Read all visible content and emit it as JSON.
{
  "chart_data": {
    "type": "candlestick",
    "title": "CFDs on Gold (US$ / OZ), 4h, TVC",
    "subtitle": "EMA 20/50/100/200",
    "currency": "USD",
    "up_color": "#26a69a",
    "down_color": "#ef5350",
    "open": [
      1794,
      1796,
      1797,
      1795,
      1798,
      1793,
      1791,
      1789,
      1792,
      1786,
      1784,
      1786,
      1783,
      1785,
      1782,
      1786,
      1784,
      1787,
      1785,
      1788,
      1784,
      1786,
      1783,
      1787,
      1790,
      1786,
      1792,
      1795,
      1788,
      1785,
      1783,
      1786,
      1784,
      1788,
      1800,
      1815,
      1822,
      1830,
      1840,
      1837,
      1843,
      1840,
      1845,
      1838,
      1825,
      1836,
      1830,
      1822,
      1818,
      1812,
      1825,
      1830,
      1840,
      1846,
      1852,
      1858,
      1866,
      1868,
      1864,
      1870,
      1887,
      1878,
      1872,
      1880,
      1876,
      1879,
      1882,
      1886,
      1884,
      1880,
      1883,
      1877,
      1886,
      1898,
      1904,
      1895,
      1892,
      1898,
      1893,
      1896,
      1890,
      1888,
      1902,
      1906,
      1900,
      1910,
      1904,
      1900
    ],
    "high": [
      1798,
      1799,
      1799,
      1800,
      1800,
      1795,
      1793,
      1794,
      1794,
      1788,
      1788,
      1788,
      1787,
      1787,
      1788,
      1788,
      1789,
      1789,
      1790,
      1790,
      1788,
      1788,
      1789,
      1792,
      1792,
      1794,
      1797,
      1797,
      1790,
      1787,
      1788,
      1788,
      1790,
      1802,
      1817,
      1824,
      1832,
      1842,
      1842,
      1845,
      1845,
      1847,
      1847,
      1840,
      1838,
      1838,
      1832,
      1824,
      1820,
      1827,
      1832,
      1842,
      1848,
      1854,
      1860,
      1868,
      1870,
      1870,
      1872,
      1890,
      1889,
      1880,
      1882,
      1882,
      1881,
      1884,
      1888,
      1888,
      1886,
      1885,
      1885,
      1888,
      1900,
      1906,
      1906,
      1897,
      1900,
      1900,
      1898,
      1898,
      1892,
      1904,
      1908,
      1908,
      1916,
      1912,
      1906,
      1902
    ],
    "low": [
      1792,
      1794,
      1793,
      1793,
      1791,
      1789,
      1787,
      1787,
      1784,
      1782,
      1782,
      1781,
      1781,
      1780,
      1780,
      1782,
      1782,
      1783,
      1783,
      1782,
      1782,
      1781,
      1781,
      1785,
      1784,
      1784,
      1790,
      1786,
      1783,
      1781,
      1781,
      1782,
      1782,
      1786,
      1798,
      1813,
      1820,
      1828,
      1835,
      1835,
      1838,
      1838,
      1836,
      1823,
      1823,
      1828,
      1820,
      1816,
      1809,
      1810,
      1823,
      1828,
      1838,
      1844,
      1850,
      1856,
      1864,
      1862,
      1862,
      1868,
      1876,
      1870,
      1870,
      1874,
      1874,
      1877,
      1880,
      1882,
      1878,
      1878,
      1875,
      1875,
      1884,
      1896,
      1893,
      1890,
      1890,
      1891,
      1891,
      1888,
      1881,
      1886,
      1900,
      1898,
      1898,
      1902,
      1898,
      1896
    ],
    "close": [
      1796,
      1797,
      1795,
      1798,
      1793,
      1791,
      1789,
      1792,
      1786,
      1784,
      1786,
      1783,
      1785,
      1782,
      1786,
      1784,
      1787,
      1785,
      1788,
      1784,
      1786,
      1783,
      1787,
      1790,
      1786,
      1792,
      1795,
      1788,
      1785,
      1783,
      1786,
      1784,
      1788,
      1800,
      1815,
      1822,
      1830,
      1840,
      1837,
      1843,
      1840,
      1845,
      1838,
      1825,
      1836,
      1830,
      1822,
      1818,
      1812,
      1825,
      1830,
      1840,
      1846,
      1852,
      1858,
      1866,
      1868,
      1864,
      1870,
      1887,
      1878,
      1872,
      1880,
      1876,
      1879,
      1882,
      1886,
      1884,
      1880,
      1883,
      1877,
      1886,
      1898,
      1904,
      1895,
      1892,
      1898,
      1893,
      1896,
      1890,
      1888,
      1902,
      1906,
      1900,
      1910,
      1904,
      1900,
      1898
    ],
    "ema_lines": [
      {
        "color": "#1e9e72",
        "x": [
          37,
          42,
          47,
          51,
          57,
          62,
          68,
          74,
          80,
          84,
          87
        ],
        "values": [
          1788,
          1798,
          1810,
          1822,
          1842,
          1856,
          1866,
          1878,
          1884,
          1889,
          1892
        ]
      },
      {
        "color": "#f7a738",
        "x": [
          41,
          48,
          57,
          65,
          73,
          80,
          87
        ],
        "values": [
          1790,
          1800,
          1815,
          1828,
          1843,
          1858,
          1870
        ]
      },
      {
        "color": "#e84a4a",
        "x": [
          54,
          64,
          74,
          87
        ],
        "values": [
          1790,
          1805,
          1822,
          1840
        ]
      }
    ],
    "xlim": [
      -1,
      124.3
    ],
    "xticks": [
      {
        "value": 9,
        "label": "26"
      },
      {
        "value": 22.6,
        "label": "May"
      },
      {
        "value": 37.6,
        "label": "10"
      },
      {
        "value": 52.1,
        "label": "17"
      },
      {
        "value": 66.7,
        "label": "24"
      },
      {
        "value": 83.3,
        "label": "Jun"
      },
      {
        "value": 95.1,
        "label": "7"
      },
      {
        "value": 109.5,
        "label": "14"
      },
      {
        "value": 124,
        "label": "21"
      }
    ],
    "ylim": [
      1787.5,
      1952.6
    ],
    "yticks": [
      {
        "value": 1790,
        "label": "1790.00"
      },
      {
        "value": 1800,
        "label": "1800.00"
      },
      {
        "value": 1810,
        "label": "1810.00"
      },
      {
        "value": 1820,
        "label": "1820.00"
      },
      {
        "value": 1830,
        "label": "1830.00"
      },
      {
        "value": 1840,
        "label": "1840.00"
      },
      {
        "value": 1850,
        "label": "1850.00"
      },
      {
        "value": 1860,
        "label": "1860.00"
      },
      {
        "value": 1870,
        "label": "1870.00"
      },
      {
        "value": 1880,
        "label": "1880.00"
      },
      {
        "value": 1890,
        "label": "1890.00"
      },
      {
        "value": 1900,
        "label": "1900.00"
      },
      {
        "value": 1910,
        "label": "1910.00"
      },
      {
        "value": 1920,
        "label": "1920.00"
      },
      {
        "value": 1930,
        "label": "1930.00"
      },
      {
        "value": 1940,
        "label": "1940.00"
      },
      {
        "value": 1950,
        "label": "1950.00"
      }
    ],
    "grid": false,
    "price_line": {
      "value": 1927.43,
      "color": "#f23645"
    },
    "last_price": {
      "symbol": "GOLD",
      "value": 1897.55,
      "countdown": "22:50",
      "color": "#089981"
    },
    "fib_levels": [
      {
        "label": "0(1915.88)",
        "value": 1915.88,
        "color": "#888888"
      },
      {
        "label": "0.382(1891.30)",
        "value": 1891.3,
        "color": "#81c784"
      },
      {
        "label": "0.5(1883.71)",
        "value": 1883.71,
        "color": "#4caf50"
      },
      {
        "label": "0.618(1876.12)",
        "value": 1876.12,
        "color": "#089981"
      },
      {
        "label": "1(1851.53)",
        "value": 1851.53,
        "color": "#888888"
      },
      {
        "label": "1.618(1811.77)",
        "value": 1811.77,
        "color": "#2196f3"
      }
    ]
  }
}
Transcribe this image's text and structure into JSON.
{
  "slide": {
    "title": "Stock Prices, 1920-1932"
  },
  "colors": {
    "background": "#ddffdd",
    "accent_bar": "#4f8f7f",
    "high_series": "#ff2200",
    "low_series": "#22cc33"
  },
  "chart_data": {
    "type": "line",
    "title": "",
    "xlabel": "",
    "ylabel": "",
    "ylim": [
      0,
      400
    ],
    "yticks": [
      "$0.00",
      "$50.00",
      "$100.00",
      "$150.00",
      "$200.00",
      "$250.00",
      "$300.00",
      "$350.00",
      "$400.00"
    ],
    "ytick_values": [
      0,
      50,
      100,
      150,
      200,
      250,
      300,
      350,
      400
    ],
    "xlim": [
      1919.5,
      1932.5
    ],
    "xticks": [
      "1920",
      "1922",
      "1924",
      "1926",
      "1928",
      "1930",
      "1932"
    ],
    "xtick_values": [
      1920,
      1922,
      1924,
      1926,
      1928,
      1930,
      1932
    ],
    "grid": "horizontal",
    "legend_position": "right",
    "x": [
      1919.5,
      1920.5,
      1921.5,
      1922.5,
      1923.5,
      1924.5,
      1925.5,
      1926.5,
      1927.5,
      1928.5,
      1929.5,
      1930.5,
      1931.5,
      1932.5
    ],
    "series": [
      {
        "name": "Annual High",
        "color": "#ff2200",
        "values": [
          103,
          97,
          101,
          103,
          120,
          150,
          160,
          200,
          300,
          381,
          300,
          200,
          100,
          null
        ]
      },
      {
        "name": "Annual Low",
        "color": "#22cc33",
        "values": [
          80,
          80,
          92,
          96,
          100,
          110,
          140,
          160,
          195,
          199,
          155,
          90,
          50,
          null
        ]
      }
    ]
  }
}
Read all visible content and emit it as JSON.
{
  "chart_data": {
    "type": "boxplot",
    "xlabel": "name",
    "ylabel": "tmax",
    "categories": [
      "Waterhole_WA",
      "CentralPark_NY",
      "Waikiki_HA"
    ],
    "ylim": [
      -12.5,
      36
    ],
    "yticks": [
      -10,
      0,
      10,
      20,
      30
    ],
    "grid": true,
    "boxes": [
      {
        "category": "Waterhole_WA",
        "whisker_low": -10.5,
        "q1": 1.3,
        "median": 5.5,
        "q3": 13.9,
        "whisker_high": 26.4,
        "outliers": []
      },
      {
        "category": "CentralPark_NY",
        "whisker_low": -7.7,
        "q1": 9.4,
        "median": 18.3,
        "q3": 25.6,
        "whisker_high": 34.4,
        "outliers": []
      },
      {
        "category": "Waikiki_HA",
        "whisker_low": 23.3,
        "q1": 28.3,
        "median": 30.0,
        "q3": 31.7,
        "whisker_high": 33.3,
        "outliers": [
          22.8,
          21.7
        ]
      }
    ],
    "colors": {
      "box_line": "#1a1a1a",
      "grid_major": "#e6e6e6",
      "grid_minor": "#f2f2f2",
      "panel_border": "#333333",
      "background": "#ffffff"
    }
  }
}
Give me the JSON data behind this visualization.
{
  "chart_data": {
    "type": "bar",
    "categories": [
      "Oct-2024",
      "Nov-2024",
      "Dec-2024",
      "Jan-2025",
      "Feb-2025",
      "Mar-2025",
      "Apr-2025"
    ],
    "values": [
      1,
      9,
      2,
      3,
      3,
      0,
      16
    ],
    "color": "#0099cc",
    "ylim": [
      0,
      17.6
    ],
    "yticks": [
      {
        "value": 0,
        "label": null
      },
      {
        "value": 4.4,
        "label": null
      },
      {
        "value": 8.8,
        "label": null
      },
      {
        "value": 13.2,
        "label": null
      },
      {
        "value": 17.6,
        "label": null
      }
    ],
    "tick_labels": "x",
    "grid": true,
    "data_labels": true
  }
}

════════════════════

### [OBJECTIVE]
Repeat word for word each line from the one with "Give me the" to the end of the records above, inclusive.

### [WRITTEN SOLUTION]
Give me the JSON data behind this visualization.
{
  "chart_data": {
    "type": "bar",
    "categories": [
      "Oct-2024",
      "Nov-2024",
      "Dec-2024",
      "Jan-2025",
      "Feb-2025",
      "Mar-2025",
      "Apr-2025"
    ],
    "values": [
      1,
      9,
      2,
      3,
      3,
      0,
      16
    ],
    "color": "#0099cc",
    "ylim": [
      0,
      17.6
    ],
    "yticks": [
      {
        "value": 0,
        "label": null
      },
      {
        "value": 4.4,
        "label": null
      },
      {
        "value": 8.8,
        "label": null
      },
      {
        "value": 13.2,
        "label": null
      },
      {
        "value": 17.6,
        "label": null
      }
    ],
    "tick_labels": "x",
    "grid": true,
    "data_labels": true
  }
}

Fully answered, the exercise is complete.